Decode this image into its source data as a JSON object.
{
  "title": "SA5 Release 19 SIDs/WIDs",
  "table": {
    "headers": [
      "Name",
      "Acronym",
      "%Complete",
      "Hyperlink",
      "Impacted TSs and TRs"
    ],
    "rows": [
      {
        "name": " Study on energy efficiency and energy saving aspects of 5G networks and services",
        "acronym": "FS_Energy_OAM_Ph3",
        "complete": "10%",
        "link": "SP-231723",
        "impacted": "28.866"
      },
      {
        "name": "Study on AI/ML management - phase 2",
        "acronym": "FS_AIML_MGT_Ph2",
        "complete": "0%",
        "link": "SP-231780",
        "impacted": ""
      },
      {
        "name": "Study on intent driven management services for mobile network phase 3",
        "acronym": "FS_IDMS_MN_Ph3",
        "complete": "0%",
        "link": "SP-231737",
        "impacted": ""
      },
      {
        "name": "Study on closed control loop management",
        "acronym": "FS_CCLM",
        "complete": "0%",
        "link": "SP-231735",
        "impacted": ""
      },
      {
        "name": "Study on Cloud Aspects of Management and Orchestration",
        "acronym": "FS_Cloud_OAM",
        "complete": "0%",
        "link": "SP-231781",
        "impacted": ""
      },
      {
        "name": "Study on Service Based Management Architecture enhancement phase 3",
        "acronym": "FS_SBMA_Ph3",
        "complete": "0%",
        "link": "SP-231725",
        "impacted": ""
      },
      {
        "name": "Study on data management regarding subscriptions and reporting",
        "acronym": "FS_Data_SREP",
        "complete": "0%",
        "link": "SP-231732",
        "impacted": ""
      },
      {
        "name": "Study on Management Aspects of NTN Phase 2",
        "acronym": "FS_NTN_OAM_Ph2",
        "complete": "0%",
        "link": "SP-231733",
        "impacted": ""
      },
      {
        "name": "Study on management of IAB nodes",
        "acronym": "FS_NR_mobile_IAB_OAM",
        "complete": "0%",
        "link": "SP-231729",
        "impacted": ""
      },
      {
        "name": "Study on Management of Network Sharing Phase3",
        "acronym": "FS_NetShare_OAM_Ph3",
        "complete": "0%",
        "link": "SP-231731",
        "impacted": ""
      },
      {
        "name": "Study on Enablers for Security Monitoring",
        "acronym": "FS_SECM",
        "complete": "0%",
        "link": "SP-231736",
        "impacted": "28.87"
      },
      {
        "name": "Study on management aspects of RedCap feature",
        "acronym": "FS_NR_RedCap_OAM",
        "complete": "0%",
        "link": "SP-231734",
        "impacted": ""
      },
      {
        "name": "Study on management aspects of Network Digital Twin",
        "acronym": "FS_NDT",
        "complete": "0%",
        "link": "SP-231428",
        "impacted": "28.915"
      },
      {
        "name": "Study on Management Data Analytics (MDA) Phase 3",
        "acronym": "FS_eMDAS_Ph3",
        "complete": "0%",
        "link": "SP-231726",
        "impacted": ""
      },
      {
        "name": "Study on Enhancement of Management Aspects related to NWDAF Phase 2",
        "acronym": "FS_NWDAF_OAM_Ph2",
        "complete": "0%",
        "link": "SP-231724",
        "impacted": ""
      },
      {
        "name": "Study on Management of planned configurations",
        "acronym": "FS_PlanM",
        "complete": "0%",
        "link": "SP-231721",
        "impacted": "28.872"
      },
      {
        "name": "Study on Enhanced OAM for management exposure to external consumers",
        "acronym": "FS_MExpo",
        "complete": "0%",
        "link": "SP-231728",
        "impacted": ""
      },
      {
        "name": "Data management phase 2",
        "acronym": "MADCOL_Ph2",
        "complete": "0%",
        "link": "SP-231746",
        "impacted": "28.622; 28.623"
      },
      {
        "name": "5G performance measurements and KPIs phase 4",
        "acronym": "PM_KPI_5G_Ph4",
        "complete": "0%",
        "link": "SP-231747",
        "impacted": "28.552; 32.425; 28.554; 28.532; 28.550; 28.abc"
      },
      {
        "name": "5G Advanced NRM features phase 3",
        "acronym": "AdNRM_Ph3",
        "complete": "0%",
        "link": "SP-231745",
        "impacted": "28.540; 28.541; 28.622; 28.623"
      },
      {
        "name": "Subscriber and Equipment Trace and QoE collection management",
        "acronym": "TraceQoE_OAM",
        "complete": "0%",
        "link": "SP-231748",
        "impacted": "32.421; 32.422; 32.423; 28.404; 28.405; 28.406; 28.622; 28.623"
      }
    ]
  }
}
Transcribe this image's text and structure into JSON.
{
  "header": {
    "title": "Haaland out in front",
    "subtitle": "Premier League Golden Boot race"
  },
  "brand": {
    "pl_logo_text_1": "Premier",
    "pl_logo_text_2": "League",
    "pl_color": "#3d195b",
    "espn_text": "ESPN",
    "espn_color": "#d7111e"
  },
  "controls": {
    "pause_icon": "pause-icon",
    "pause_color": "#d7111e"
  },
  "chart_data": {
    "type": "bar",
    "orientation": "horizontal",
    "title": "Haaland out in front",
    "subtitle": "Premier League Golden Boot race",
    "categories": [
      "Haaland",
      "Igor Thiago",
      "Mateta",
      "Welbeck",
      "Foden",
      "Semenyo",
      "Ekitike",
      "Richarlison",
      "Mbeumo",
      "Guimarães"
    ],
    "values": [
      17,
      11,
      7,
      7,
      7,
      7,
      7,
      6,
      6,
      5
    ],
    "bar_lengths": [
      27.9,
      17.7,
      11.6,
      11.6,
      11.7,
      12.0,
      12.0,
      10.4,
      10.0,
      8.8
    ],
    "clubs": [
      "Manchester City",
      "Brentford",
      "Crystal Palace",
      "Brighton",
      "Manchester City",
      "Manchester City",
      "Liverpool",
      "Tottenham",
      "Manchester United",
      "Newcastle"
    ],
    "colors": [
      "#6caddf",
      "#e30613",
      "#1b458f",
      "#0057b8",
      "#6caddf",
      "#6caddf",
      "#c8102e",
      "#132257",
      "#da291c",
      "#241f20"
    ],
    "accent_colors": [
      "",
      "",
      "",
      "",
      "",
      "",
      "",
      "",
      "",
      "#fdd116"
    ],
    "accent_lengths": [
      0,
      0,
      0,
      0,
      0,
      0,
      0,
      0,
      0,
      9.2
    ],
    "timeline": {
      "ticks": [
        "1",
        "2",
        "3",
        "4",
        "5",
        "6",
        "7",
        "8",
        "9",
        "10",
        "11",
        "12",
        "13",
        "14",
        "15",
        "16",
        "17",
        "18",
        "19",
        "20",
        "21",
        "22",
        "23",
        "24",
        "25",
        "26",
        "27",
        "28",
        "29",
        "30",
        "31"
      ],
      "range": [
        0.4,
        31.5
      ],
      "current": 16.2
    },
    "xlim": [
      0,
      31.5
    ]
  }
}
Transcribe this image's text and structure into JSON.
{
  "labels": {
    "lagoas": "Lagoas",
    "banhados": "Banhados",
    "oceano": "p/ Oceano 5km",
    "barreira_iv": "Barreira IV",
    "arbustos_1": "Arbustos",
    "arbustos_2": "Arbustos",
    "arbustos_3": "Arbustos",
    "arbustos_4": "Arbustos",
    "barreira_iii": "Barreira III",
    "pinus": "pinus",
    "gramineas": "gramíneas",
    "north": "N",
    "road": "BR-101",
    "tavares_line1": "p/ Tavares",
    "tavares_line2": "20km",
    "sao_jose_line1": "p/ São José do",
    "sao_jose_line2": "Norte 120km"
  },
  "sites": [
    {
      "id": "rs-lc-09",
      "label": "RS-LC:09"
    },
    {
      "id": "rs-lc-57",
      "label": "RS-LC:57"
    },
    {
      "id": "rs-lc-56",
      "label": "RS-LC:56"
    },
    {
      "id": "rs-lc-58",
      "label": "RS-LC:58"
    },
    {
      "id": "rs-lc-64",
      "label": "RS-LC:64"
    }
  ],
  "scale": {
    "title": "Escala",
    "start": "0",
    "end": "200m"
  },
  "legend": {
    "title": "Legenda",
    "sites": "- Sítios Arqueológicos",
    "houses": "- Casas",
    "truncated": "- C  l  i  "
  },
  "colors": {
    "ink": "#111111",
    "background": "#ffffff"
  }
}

**DIRECTIONS FOR THIS TASK:** Single out each line of the records above with the string "Premier" in it, and copy it.

**ANSWER IN FULL:**
    "subtitle": "Premier League Golden Boot race"
    "pl_logo_text_1": "Premier",
    "subtitle": "Premier League Golden Boot race",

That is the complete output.